_THE PROBLEM_
Leave the pictures out, and retype all of the material exactly as written.

** Begin RECORDS FOR THIS TASK **

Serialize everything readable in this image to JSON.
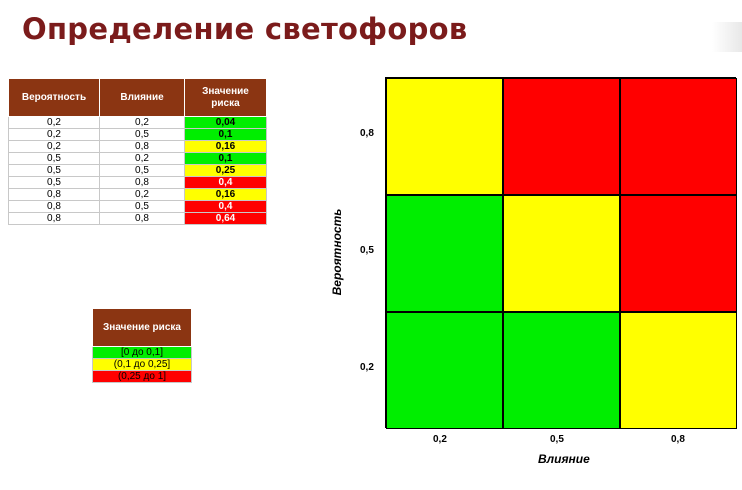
{
  "title": "Определение светофоров",
  "risk_table": {
    "headers": [
      "Вероятность",
      "Влияние",
      "Значение риска"
    ],
    "rows": [
      {
        "probability": "0,2",
        "impact": "0,2",
        "risk": "0,04",
        "color": "#00ee00"
      },
      {
        "probability": "0,2",
        "impact": "0,5",
        "risk": "0,1",
        "color": "#00ee00"
      },
      {
        "probability": "0,2",
        "impact": "0,8",
        "risk": "0,16",
        "color": "#ffff00"
      },
      {
        "probability": "0,5",
        "impact": "0,2",
        "risk": "0,1",
        "color": "#00ee00"
      },
      {
        "probability": "0,5",
        "impact": "0,5",
        "risk": "0,25",
        "color": "#ffff00"
      },
      {
        "probability": "0,5",
        "impact": "0,8",
        "risk": "0,4",
        "color": "#ff0000"
      },
      {
        "probability": "0,8",
        "impact": "0,2",
        "risk": "0,16",
        "color": "#ffff00"
      },
      {
        "probability": "0,8",
        "impact": "0,5",
        "risk": "0,4",
        "color": "#ff0000"
      },
      {
        "probability": "0,8",
        "impact": "0,8",
        "risk": "0,64",
        "color": "#ff0000"
      }
    ]
  },
  "legend": {
    "header": "Значение риска",
    "items": [
      {
        "label": "[0 до 0,1]",
        "color": "#00ee00"
      },
      {
        "label": "(0,1 до 0,25]",
        "color": "#ffff00"
      },
      {
        "label": "(0,25 до 1]",
        "color": "#ff0000"
      }
    ]
  },
  "matrix": {
    "ylabel": "Вероятность",
    "xlabel": "Влияние",
    "y_ticks": [
      "0,8",
      "0,5",
      "0,2"
    ],
    "x_ticks": [
      "0,2",
      "0,5",
      "0,8"
    ],
    "cells": [
      [
        "#ffff00",
        "#ff0000",
        "#ff0000"
      ],
      [
        "#00ee00",
        "#ffff00",
        "#ff0000"
      ],
      [
        "#00ee00",
        "#00ee00",
        "#ffff00"
      ]
    ]
  }
}
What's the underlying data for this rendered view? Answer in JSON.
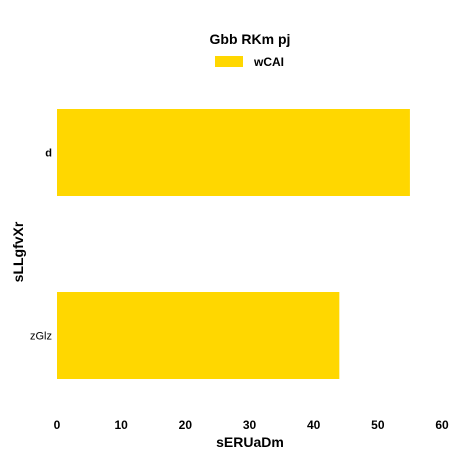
{
  "chart_data": {
    "type": "bar",
    "orientation": "horizontal",
    "title": "Gbb RKm pj",
    "xlabel": "sERUaDm",
    "ylabel": "sLLgfvXr",
    "categories": [
      "d",
      "zGlz"
    ],
    "series": [
      {
        "name": "wCAI",
        "values": [
          55,
          44
        ],
        "color": "#FFD700"
      }
    ],
    "xlim": [
      0,
      60
    ],
    "xticks": [
      "0",
      "10",
      "20",
      "30",
      "40",
      "50",
      "60"
    ],
    "grid": false,
    "legend": "top-center"
  }
}
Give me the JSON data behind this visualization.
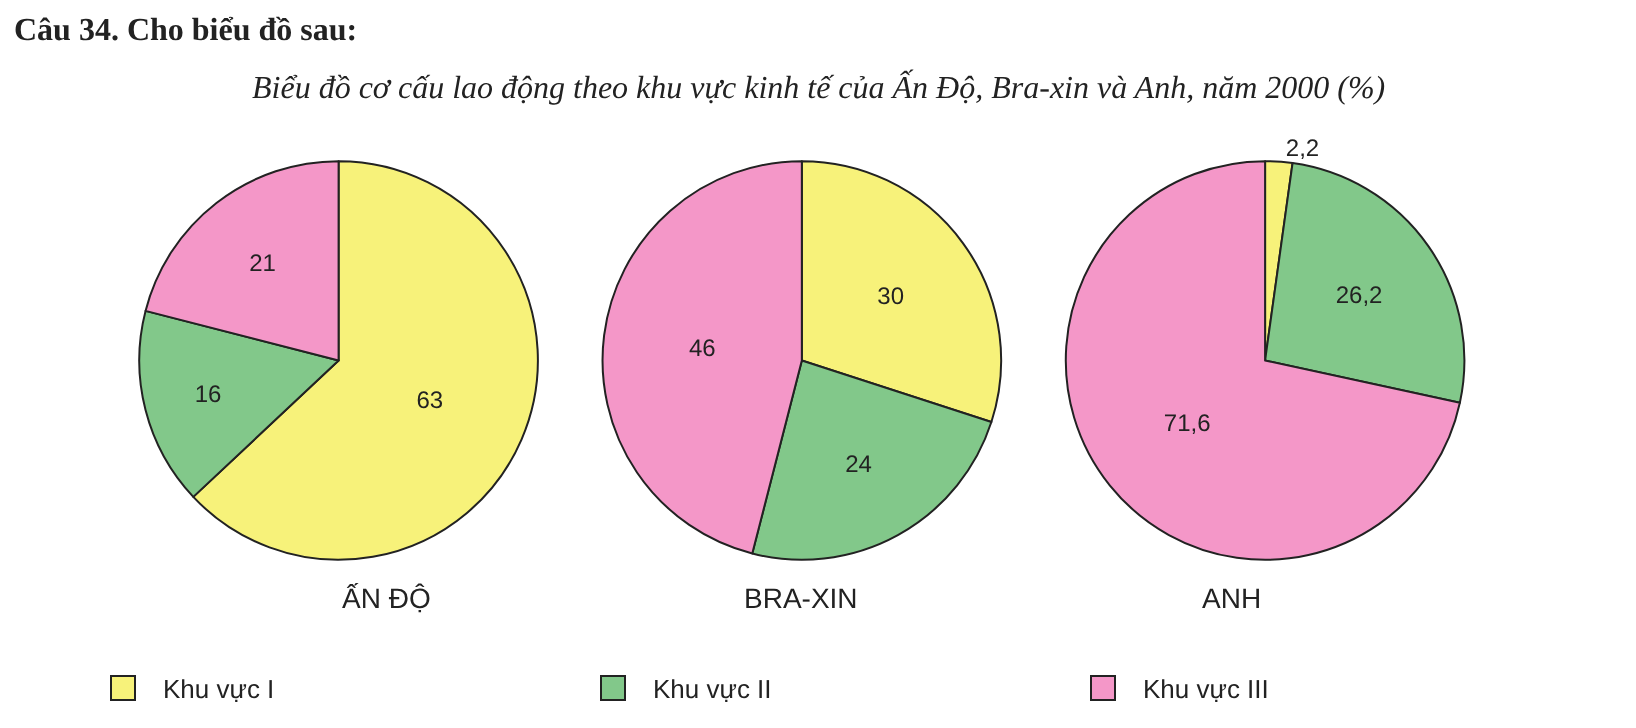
{
  "chart_data": {
    "type": "pie",
    "title": "Câu 34. Cho biểu đồ sau:",
    "subtitle": "Biểu đồ cơ cấu lao động theo khu vực kinh tế của Ấn Độ, Bra-xin và Anh, năm 2000 (%)",
    "categories": [
      "Khu vực I",
      "Khu vực II",
      "Khu vực III"
    ],
    "colors": [
      "#f7f27a",
      "#82c88a",
      "#f497c8"
    ],
    "legend": "bottom",
    "series": [
      {
        "name": "ẤN ĐỘ",
        "values": [
          63,
          16,
          21
        ],
        "value_labels": [
          "63",
          "16",
          "21"
        ]
      },
      {
        "name": "BRA-XIN",
        "values": [
          30,
          24,
          46
        ],
        "value_labels": [
          "30",
          "24",
          "46"
        ]
      },
      {
        "name": "ANH",
        "values": [
          2.2,
          26.2,
          71.6
        ],
        "value_labels": [
          "2,2",
          "26,2",
          "71,6"
        ]
      }
    ]
  }
}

** End RECORDS FOR THIS TASK **

_TASK SOLUTION_
Serialize everything readable in this image to JSON.
{
  "title": "Определение светофоров",
  "risk_table": {
    "headers": [
      "Вероятность",
      "Влияние",
      "Значение риска"
    ],
    "rows": [
      {
        "probability": "0,2",
        "impact": "0,2",
        "risk": "0,04",
        "color": "#00ee00"
      },
      {
        "probability": "0,2",
        "impact": "0,5",
        "risk": "0,1",
        "color": "#00ee00"
      },
      {
        "probability": "0,2",
        "impact": "0,8",
        "risk": "0,16",
        "color": "#ffff00"
      },
      {
        "probability": "0,5",
        "impact": "0,2",
        "risk": "0,1",
        "color": "#00ee00"
      },
      {
        "probability": "0,5",
        "impact": "0,5",
        "risk": "0,25",
        "color": "#ffff00"
      },
      {
        "probability": "0,5",
        "impact": "0,8",
        "risk": "0,4",
        "color": "#ff0000"
      },
      {
        "probability": "0,8",
        "impact": "0,2",
        "risk": "0,16",
        "color": "#ffff00"
      },
      {
        "probability": "0,8",
        "impact": "0,5",
        "risk": "0,4",
        "color": "#ff0000"
      },
      {
        "probability": "0,8",
        "impact": "0,8",
        "risk": "0,64",
        "color": "#ff0000"
      }
    ]
  },
  "legend": {
    "header": "Значение риска",
    "items": [
      {
        "label": "[0 до 0,1]",
        "color": "#00ee00"
      },
      {
        "label": "(0,1 до 0,25]",
        "color": "#ffff00"
      },
      {
        "label": "(0,25 до 1]",
        "color": "#ff0000"
      }
    ]
  },
  "matrix": {
    "ylabel": "Вероятность",
    "xlabel": "Влияние",
    "y_ticks": [
      "0,8",
      "0,5",
      "0,2"
    ],
    "x_ticks": [
      "0,2",
      "0,5",
      "0,8"
    ],
    "cells": [
      [
        "#ffff00",
        "#ff0000",
        "#ff0000"
      ],
      [
        "#00ee00",
        "#ffff00",
        "#ff0000"
      ],
      [
        "#00ee00",
        "#00ee00",
        "#ffff00"
      ]
    ]
  }
}
What's the underlying data for this rendered view? Answer in JSON.
{
  "chart_data": {
    "type": "bar",
    "orientation": "horizontal",
    "title": "Gbb RKm pj",
    "xlabel": "sERUaDm",
    "ylabel": "sLLgfvXr",
    "categories": [
      "d",
      "zGlz"
    ],
    "series": [
      {
        "name": "wCAI",
        "values": [
          55,
          44
        ],
        "color": "#FFD700"
      }
    ],
    "xlim": [
      0,
      60
    ],
    "xticks": [
      "0",
      "10",
      "20",
      "30",
      "40",
      "50",
      "60"
    ],
    "grid": false,
    "legend": "top-center"
  }
}
Give me the JSON data behind this visualization.
{
  "chart_data": {
    "type": "pie",
    "title": "Câu 34. Cho biểu đồ sau:",
    "subtitle": "Biểu đồ cơ cấu lao động theo khu vực kinh tế của Ấn Độ, Bra-xin và Anh, năm 2000 (%)",
    "categories": [
      "Khu vực I",
      "Khu vực II",
      "Khu vực III"
    ],
    "colors": [
      "#f7f27a",
      "#82c88a",
      "#f497c8"
    ],
    "legend": "bottom",
    "series": [
      {
        "name": "ẤN ĐỘ",
        "values": [
          63,
          16,
          21
        ],
        "value_labels": [
          "63",
          "16",
          "21"
        ]
      },
      {
        "name": "BRA-XIN",
        "values": [
          30,
          24,
          46
        ],
        "value_labels": [
          "30",
          "24",
          "46"
        ]
      },
      {
        "name": "ANH",
        "values": [
          2.2,
          26.2,
          71.6
        ],
        "value_labels": [
          "2,2",
          "26,2",
          "71,6"
        ]
      }
    ]
  }
}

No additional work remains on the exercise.